◆ **Problem requirements**:
Repeat every line exactly, keeping the pictures out of the copy.

◆ **Material**:
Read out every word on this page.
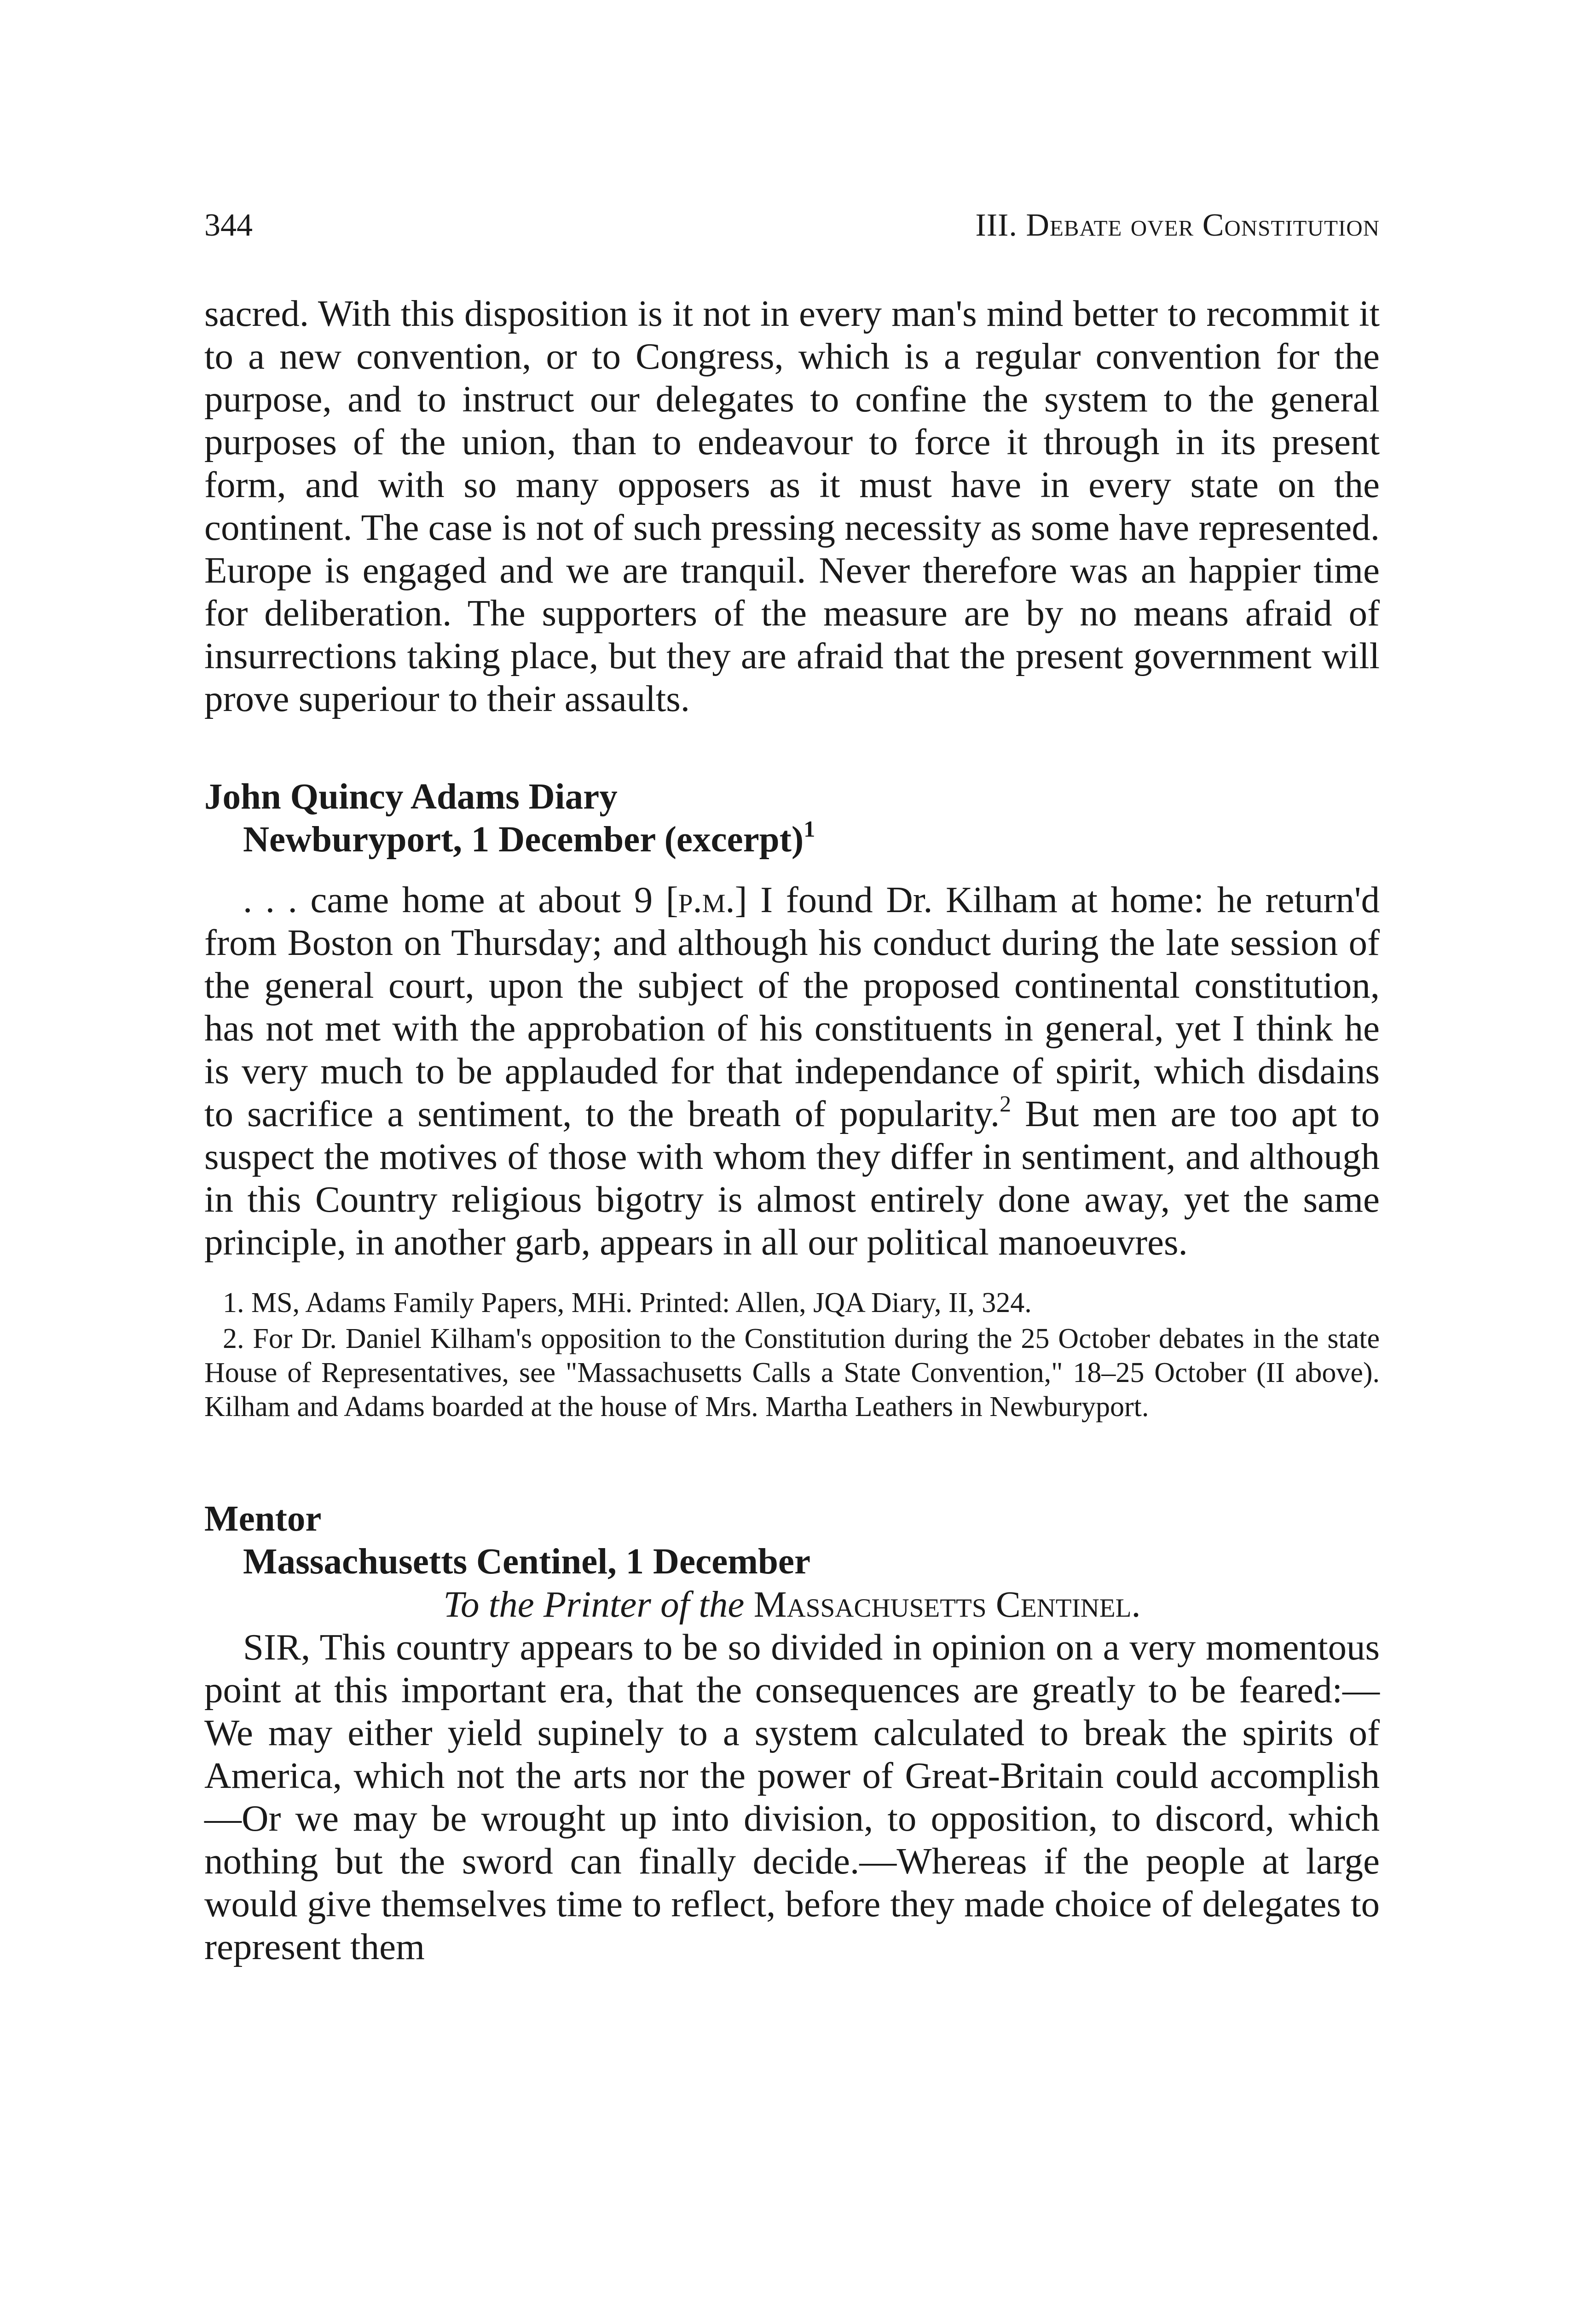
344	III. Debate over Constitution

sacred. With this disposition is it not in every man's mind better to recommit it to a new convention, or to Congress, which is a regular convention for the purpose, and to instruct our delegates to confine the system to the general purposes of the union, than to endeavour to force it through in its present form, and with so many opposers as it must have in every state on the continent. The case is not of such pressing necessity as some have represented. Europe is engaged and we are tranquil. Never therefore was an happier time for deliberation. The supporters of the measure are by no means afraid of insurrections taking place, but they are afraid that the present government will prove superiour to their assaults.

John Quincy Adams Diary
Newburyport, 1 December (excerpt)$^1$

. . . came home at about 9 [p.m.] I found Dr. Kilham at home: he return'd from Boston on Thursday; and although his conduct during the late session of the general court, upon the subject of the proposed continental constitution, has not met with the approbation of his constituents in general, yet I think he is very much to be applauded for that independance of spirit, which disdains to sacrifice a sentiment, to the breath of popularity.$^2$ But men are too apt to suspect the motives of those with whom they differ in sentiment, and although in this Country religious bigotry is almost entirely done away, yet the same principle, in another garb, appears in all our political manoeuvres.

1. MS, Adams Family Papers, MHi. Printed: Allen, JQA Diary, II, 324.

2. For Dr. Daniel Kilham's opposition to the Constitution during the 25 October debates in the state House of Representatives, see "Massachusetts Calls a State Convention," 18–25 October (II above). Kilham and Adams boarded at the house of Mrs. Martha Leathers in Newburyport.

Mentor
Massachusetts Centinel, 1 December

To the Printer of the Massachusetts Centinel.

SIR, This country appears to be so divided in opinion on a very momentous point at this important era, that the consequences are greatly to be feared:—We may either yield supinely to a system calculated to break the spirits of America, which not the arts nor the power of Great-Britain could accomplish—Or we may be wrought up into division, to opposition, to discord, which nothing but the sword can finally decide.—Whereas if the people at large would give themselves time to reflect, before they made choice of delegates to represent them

◆ **Result of the exercise**:
Read out every word on this page.
344	III. Debate over Constitution

sacred. With this disposition is it not in every man's mind better to recommit it to a new convention, or to Congress, which is a regular convention for the purpose, and to instruct our delegates to confine the system to the general purposes of the union, than to endeavour to force it through in its present form, and with so many opposers as it must have in every state on the continent. The case is not of such pressing necessity as some have represented. Europe is engaged and we are tranquil. Never therefore was an happier time for deliberation. The supporters of the measure are by no means afraid of insurrections taking place, but they are afraid that the present government will prove superiour to their assaults.

John Quincy Adams Diary
Newburyport, 1 December (excerpt)$^1$

. . . came home at about 9 [p.m.] I found Dr. Kilham at home: he return'd from Boston on Thursday; and although his conduct during the late session of the general court, upon the subject of the proposed continental constitution, has not met with the approbation of his constituents in general, yet I think he is very much to be applauded for that independance of spirit, which disdains to sacrifice a sentiment, to the breath of popularity.$^2$ But men are too apt to suspect the motives of those with whom they differ in sentiment, and although in this Country religious bigotry is almost entirely done away, yet the same principle, in another garb, appears in all our political manoeuvres.

1. MS, Adams Family Papers, MHi. Printed: Allen, JQA Diary, II, 324.

2. For Dr. Daniel Kilham's opposition to the Constitution during the 25 October debates in the state House of Representatives, see "Massachusetts Calls a State Convention," 18–25 October (II above). Kilham and Adams boarded at the house of Mrs. Martha Leathers in Newburyport.

Mentor
Massachusetts Centinel, 1 December

To the Printer of the Massachusetts Centinel.

SIR, This country appears to be so divided in opinion on a very momentous point at this important era, that the consequences are greatly to be feared:—We may either yield supinely to a system calculated to break the spirits of America, which not the arts nor the power of Great-Britain could accomplish—Or we may be wrought up into division, to opposition, to discord, which nothing but the sword can finally decide.—Whereas if the people at large would give themselves time to reflect, before they made choice of delegates to represent them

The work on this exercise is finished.